◆ TASK GOAL: Copy every line of the records below where the word "name" occurs.

-- BEGIN DATA LINES --

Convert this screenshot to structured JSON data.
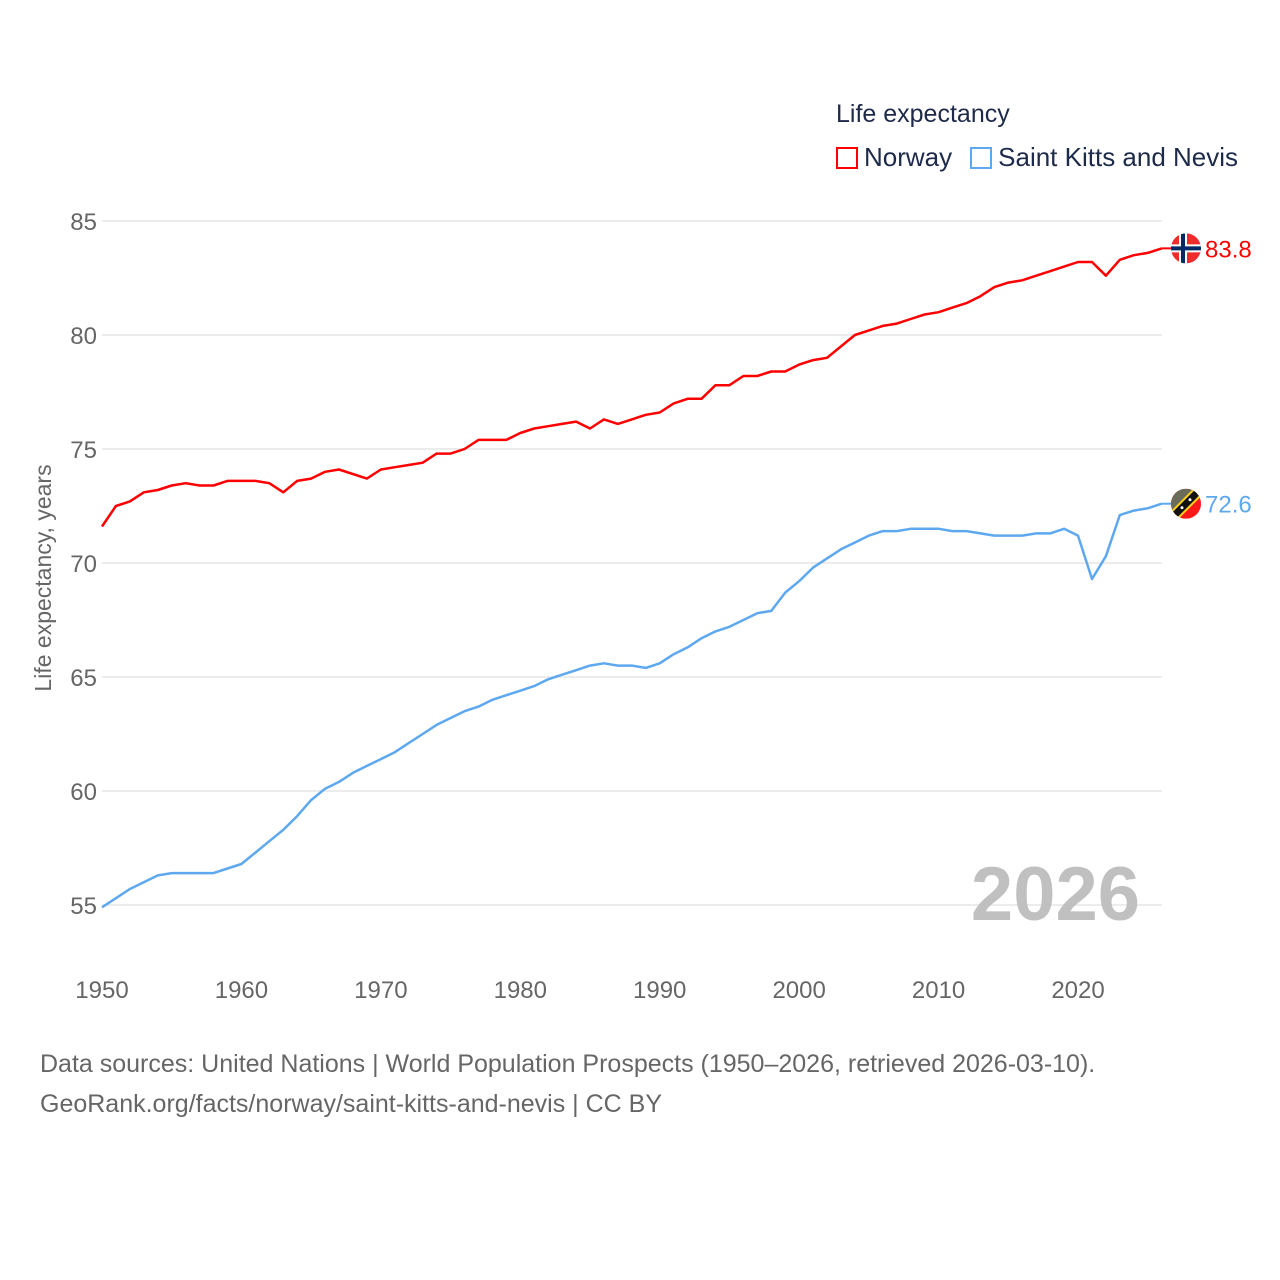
{
  "chart_data": {
    "type": "line",
    "legend_title": "Life expectancy",
    "legend_placement": "top-right",
    "ylabel": "Life expectancy, years",
    "xlabel": "",
    "ylim": [
      52.5,
      86
    ],
    "xlim": [
      1950,
      2026
    ],
    "yticks": [
      "55",
      "60",
      "65",
      "70",
      "75",
      "80",
      "85"
    ],
    "xticks": [
      "1950",
      "1960",
      "1970",
      "1980",
      "1990",
      "2000",
      "2010",
      "2020"
    ],
    "grid": true,
    "year_watermark": "2026",
    "x_start": 1950,
    "series": [
      {
        "name": "Norway",
        "color": "#ff0000",
        "end_label": "83.8",
        "flag": "norway-flag-icon",
        "values": [
          71.6,
          72.5,
          72.7,
          73.1,
          73.2,
          73.4,
          73.5,
          73.4,
          73.4,
          73.6,
          73.6,
          73.6,
          73.5,
          73.1,
          73.6,
          73.7,
          74.0,
          74.1,
          73.9,
          73.7,
          74.1,
          74.2,
          74.3,
          74.4,
          74.8,
          74.8,
          75.0,
          75.4,
          75.4,
          75.4,
          75.7,
          75.9,
          76.0,
          76.1,
          76.2,
          75.9,
          76.3,
          76.1,
          76.3,
          76.5,
          76.6,
          77.0,
          77.2,
          77.2,
          77.8,
          77.8,
          78.2,
          78.2,
          78.4,
          78.4,
          78.7,
          78.9,
          79.0,
          79.5,
          80.0,
          80.2,
          80.4,
          80.5,
          80.7,
          80.9,
          81.0,
          81.2,
          81.4,
          81.7,
          82.1,
          82.3,
          82.4,
          82.6,
          82.8,
          83.0,
          83.2,
          83.2,
          82.6,
          83.3,
          83.5,
          83.6,
          83.8
        ]
      },
      {
        "name": "Saint Kitts and Nevis",
        "color": "#5ea8f0",
        "end_label": "72.6",
        "flag": "saint-kitts-and-nevis-flag-icon",
        "values": [
          54.9,
          55.3,
          55.7,
          56.0,
          56.3,
          56.4,
          56.4,
          56.4,
          56.4,
          56.6,
          56.8,
          57.3,
          57.8,
          58.3,
          58.9,
          59.6,
          60.1,
          60.4,
          60.8,
          61.1,
          61.4,
          61.7,
          62.1,
          62.5,
          62.9,
          63.2,
          63.5,
          63.7,
          64.0,
          64.2,
          64.4,
          64.6,
          64.9,
          65.1,
          65.3,
          65.5,
          65.6,
          65.5,
          65.5,
          65.4,
          65.6,
          66.0,
          66.3,
          66.7,
          67.0,
          67.2,
          67.5,
          67.8,
          67.9,
          68.7,
          69.2,
          69.8,
          70.2,
          70.6,
          70.9,
          71.2,
          71.4,
          71.4,
          71.5,
          71.5,
          71.5,
          71.4,
          71.4,
          71.3,
          71.2,
          71.2,
          71.2,
          71.3,
          71.3,
          71.5,
          71.2,
          69.3,
          70.3,
          72.1,
          72.3,
          72.4,
          72.6
        ]
      }
    ]
  },
  "footer": {
    "sources": "Data sources: United Nations | World Population Prospects (1950–2026, retrieved 2026-03-10).",
    "link": "GeoRank.org/facts/norway/saint-kitts-and-nevis | CC BY"
  }
}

-- END DATA LINES --

◆ EXERCISE SOLUTION:
        "name": "Norway",
        "name": "Saint Kitts and Nevis",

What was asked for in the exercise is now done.